Extracted records
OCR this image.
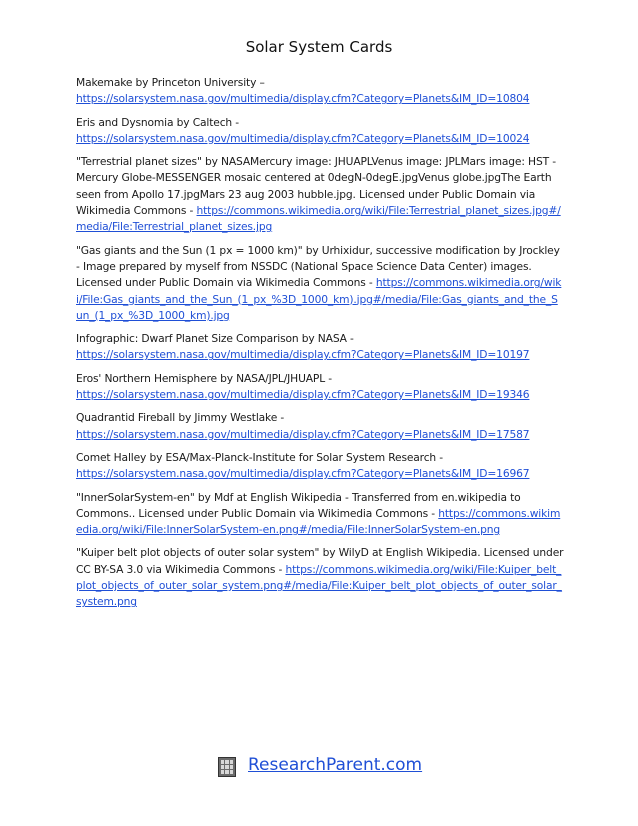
Solar System Cards
Makemake by Princeton University –
https://solarsystem.nasa.gov/multimedia/display.cfm?Category=Planets&IM_ID=10804
Eris and Dysnomia by Caltech -
https://solarsystem.nasa.gov/multimedia/display.cfm?Category=Planets&IM_ID=10024
"Terrestrial planet sizes" by NASAMercury image: JHUAPLVenus image: JPLMars image: HST - Mercury Globe-MESSENGER mosaic centered at 0degN-0degE.jpgVenus globe.jpgThe Earth seen from Apollo 17.jpgMars 23 aug 2003 hubble.jpg. Licensed under Public Domain via Wikimedia Commons - https://commons.wikimedia.org/wiki/File:Terrestrial_planet_sizes.jpg#/media/File:Terrestrial_planet_sizes.jpg
"Gas giants and the Sun (1 px = 1000 km)" by Urhixidur, successive modification by Jrockley - Image prepared by myself from NSSDC (National Space Science Data Center) images. Licensed under Public Domain via Wikimedia Commons - https://commons.wikimedia.org/wiki/File:Gas_giants_and_the_Sun_(1_px_%3D_1000_km).jpg#/media/File:Gas_giants_and_the_Sun_(1_px_%3D_1000_km).jpg
Infographic: Dwarf Planet Size Comparison by NASA -
https://solarsystem.nasa.gov/multimedia/display.cfm?Category=Planets&IM_ID=10197
Eros' Northern Hemisphere by NASA/JPL/JHUAPL -
https://solarsystem.nasa.gov/multimedia/display.cfm?Category=Planets&IM_ID=19346
Quadrantid Fireball by Jimmy Westlake -
https://solarsystem.nasa.gov/multimedia/display.cfm?Category=Planets&IM_ID=17587
Comet Halley by ESA/Max-Planck-Institute for Solar System Research -
https://solarsystem.nasa.gov/multimedia/display.cfm?Category=Planets&IM_ID=16967
"InnerSolarSystem-en" by Mdf at English Wikipedia - Transferred from en.wikipedia to Commons.. Licensed under Public Domain via Wikimedia Commons - https://commons.wikimedia.org/wiki/File:InnerSolarSystem-en.png#/media/File:InnerSolarSystem-en.png
"Kuiper belt plot objects of outer solar system" by WilyD at English Wikipedia. Licensed under CC BY-SA 3.0 via Wikimedia Commons - https://commons.wikimedia.org/wiki/File:Kuiper_belt_plot_objects_of_outer_solar_system.png#/media/File:Kuiper_belt_plot_objects_of_outer_solar_system.png
ResearchParent.com
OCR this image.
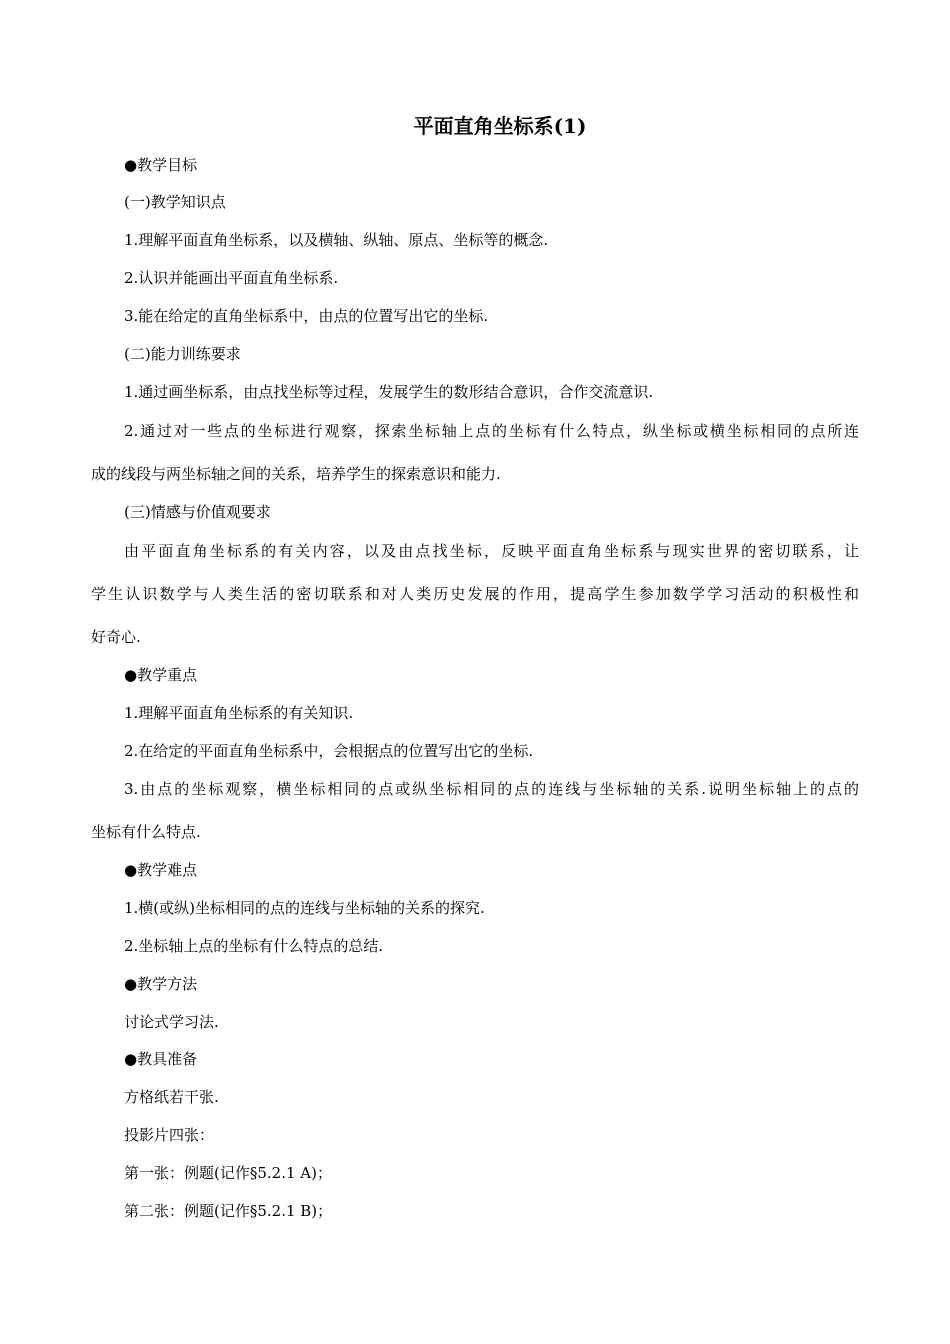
平面直角坐标系(1)
●教学目标
(一)教学知识点
1.理解平面直角坐标系，以及横轴、纵轴、原点、坐标等的概念.
2.认识并能画出平面直角坐标系.
3.能在给定的直角坐标系中，由点的位置写出它的坐标.
(二)能力训练要求
1.通过画坐标系，由点找坐标等过程，发展学生的数形结合意识，合作交流意识.
2.通过对一些点的坐标进行观察，探索坐标轴上点的坐标有什么特点，纵坐标或横坐标相同的点所连
成的线段与两坐标轴之间的关系，培养学生的探索意识和能力.
(三)情感与价值观要求
由平面直角坐标系的有关内容，以及由点找坐标，反映平面直角坐标系与现实世界的密切联系，让
学生认识数学与人类生活的密切联系和对人类历史发展的作用，提高学生参加数学学习活动的积极性和
好奇心.
●教学重点
1.理解平面直角坐标系的有关知识.
2.在给定的平面直角坐标系中，会根据点的位置写出它的坐标.
3.由点的坐标观察，横坐标相同的点或纵坐标相同的点的连线与坐标轴的关系.说明坐标轴上的点的
坐标有什么特点.
●教学难点
1.横(或纵)坐标相同的点的连线与坐标轴的关系的探究.
2.坐标轴上点的坐标有什么特点的总结.
●教学方法
讨论式学习法.
●教具准备
方格纸若干张.
投影片四张：
第一张：例题(记作§5.2.1 A)；
第二张：例题(记作§5.2.1 B)；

BRIEF: Using the records above, output their complete text exactly, minus any images.

RESULT OF THIS TASK:
OCR this image.
Solar System Cards
Makemake by Princeton University –
https://solarsystem.nasa.gov/multimedia/display.cfm?Category=Planets&IM_ID=10804
Eris and Dysnomia by Caltech -
https://solarsystem.nasa.gov/multimedia/display.cfm?Category=Planets&IM_ID=10024
"Terrestrial planet sizes" by NASAMercury image: JHUAPLVenus image: JPLMars image: HST - Mercury Globe-MESSENGER mosaic centered at 0degN-0degE.jpgVenus globe.jpgThe Earth seen from Apollo 17.jpgMars 23 aug 2003 hubble.jpg. Licensed under Public Domain via Wikimedia Commons - https://commons.wikimedia.org/wiki/File:Terrestrial_planet_sizes.jpg#/media/File:Terrestrial_planet_sizes.jpg
"Gas giants and the Sun (1 px = 1000 km)" by Urhixidur, successive modification by Jrockley - Image prepared by myself from NSSDC (National Space Science Data Center) images. Licensed under Public Domain via Wikimedia Commons - https://commons.wikimedia.org/wiki/File:Gas_giants_and_the_Sun_(1_px_%3D_1000_km).jpg#/media/File:Gas_giants_and_the_Sun_(1_px_%3D_1000_km).jpg
Infographic: Dwarf Planet Size Comparison by NASA -
https://solarsystem.nasa.gov/multimedia/display.cfm?Category=Planets&IM_ID=10197
Eros' Northern Hemisphere by NASA/JPL/JHUAPL -
https://solarsystem.nasa.gov/multimedia/display.cfm?Category=Planets&IM_ID=19346
Quadrantid Fireball by Jimmy Westlake -
https://solarsystem.nasa.gov/multimedia/display.cfm?Category=Planets&IM_ID=17587
Comet Halley by ESA/Max-Planck-Institute for Solar System Research -
https://solarsystem.nasa.gov/multimedia/display.cfm?Category=Planets&IM_ID=16967
"InnerSolarSystem-en" by Mdf at English Wikipedia - Transferred from en.wikipedia to Commons.. Licensed under Public Domain via Wikimedia Commons - https://commons.wikimedia.org/wiki/File:InnerSolarSystem-en.png#/media/File:InnerSolarSystem-en.png
"Kuiper belt plot objects of outer solar system" by WilyD at English Wikipedia. Licensed under CC BY-SA 3.0 via Wikimedia Commons - https://commons.wikimedia.org/wiki/File:Kuiper_belt_plot_objects_of_outer_solar_system.png#/media/File:Kuiper_belt_plot_objects_of_outer_solar_system.png
ResearchParent.com
OCR this image.
平面直角坐标系(1)
●教学目标
(一)教学知识点
1.理解平面直角坐标系，以及横轴、纵轴、原点、坐标等的概念.
2.认识并能画出平面直角坐标系.
3.能在给定的直角坐标系中，由点的位置写出它的坐标.
(二)能力训练要求
1.通过画坐标系，由点找坐标等过程，发展学生的数形结合意识，合作交流意识.
2.通过对一些点的坐标进行观察，探索坐标轴上点的坐标有什么特点，纵坐标或横坐标相同的点所连
成的线段与两坐标轴之间的关系，培养学生的探索意识和能力.
(三)情感与价值观要求
由平面直角坐标系的有关内容，以及由点找坐标，反映平面直角坐标系与现实世界的密切联系，让
学生认识数学与人类生活的密切联系和对人类历史发展的作用，提高学生参加数学学习活动的积极性和
好奇心.
●教学重点
1.理解平面直角坐标系的有关知识.
2.在给定的平面直角坐标系中，会根据点的位置写出它的坐标.
3.由点的坐标观察，横坐标相同的点或纵坐标相同的点的连线与坐标轴的关系.说明坐标轴上的点的
坐标有什么特点.
●教学难点
1.横(或纵)坐标相同的点的连线与坐标轴的关系的探究.
2.坐标轴上点的坐标有什么特点的总结.
●教学方法
讨论式学习法.
●教具准备
方格纸若干张.
投影片四张：
第一张：例题(记作§5.2.1 A)；
第二张：例题(记作§5.2.1 B)；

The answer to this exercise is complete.